**GOAL**: Reproduce this listing in full.

**MATERIALS PROVIDED**:
++++++++
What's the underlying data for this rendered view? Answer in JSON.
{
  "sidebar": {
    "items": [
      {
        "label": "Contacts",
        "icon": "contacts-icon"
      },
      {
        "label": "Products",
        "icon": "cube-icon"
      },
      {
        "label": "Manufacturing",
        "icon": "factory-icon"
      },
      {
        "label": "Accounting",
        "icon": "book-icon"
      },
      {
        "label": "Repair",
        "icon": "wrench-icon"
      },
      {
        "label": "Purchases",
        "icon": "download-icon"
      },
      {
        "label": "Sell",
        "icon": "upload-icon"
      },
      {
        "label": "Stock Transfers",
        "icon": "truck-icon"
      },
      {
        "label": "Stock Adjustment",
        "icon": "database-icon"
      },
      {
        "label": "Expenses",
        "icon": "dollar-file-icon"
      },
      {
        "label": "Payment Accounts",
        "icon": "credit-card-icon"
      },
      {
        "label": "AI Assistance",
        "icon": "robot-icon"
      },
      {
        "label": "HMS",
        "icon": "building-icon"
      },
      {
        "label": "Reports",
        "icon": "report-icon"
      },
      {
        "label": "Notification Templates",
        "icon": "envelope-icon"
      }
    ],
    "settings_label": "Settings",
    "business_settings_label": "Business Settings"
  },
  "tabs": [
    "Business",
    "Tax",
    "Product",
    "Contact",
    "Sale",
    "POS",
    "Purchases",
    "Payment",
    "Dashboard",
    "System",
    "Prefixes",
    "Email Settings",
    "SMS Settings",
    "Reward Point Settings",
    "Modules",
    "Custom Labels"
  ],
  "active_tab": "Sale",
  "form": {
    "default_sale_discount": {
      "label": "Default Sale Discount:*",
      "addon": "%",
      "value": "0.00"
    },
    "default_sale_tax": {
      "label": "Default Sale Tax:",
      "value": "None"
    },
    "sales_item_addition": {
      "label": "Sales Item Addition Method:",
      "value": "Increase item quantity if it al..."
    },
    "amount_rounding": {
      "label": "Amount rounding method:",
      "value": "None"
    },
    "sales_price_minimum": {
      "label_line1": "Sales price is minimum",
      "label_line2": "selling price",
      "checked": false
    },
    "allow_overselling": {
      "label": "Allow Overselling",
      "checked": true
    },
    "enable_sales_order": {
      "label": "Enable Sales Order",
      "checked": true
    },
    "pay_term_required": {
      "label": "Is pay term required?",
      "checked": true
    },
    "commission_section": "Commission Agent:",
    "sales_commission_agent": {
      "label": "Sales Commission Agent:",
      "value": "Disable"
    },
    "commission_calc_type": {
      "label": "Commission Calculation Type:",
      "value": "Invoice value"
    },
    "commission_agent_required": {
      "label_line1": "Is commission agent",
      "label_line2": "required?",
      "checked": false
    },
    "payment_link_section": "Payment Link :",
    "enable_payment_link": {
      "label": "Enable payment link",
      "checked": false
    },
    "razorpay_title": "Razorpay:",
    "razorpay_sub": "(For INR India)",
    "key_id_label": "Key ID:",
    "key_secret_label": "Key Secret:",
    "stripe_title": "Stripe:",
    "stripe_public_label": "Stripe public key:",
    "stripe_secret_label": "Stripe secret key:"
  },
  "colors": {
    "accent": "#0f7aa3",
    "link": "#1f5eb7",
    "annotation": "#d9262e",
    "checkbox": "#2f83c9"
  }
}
++++++++
**RESULT OF THE EXERCISE**:
What's the underlying data for this rendered view? Answer in JSON.
{
  "sidebar": {
    "items": [
      {
        "label": "Contacts",
        "icon": "contacts-icon"
      },
      {
        "label": "Products",
        "icon": "cube-icon"
      },
      {
        "label": "Manufacturing",
        "icon": "factory-icon"
      },
      {
        "label": "Accounting",
        "icon": "book-icon"
      },
      {
        "label": "Repair",
        "icon": "wrench-icon"
      },
      {
        "label": "Purchases",
        "icon": "download-icon"
      },
      {
        "label": "Sell",
        "icon": "upload-icon"
      },
      {
        "label": "Stock Transfers",
        "icon": "truck-icon"
      },
      {
        "label": "Stock Adjustment",
        "icon": "database-icon"
      },
      {
        "label": "Expenses",
        "icon": "dollar-file-icon"
      },
      {
        "label": "Payment Accounts",
        "icon": "credit-card-icon"
      },
      {
        "label": "AI Assistance",
        "icon": "robot-icon"
      },
      {
        "label": "HMS",
        "icon": "building-icon"
      },
      {
        "label": "Reports",
        "icon": "report-icon"
      },
      {
        "label": "Notification Templates",
        "icon": "envelope-icon"
      }
    ],
    "settings_label": "Settings",
    "business_settings_label": "Business Settings"
  },
  "tabs": [
    "Business",
    "Tax",
    "Product",
    "Contact",
    "Sale",
    "POS",
    "Purchases",
    "Payment",
    "Dashboard",
    "System",
    "Prefixes",
    "Email Settings",
    "SMS Settings",
    "Reward Point Settings",
    "Modules",
    "Custom Labels"
  ],
  "active_tab": "Sale",
  "form": {
    "default_sale_discount": {
      "label": "Default Sale Discount:*",
      "addon": "%",
      "value": "0.00"
    },
    "default_sale_tax": {
      "label": "Default Sale Tax:",
      "value": "None"
    },
    "sales_item_addition": {
      "label": "Sales Item Addition Method:",
      "value": "Increase item quantity if it al..."
    },
    "amount_rounding": {
      "label": "Amount rounding method:",
      "value": "None"
    },
    "sales_price_minimum": {
      "label_line1": "Sales price is minimum",
      "label_line2": "selling price",
      "checked": false
    },
    "allow_overselling": {
      "label": "Allow Overselling",
      "checked": true
    },
    "enable_sales_order": {
      "label": "Enable Sales Order",
      "checked": true
    },
    "pay_term_required": {
      "label": "Is pay term required?",
      "checked": true
    },
    "commission_section": "Commission Agent:",
    "sales_commission_agent": {
      "label": "Sales Commission Agent:",
      "value": "Disable"
    },
    "commission_calc_type": {
      "label": "Commission Calculation Type:",
      "value": "Invoice value"
    },
    "commission_agent_required": {
      "label_line1": "Is commission agent",
      "label_line2": "required?",
      "checked": false
    },
    "payment_link_section": "Payment Link :",
    "enable_payment_link": {
      "label": "Enable payment link",
      "checked": false
    },
    "razorpay_title": "Razorpay:",
    "razorpay_sub": "(For INR India)",
    "key_id_label": "Key ID:",
    "key_secret_label": "Key Secret:",
    "stripe_title": "Stripe:",
    "stripe_public_label": "Stripe public key:",
    "stripe_secret_label": "Stripe secret key:"
  },
  "colors": {
    "accent": "#0f7aa3",
    "link": "#1f5eb7",
    "annotation": "#d9262e",
    "checkbox": "#2f83c9"
  }
}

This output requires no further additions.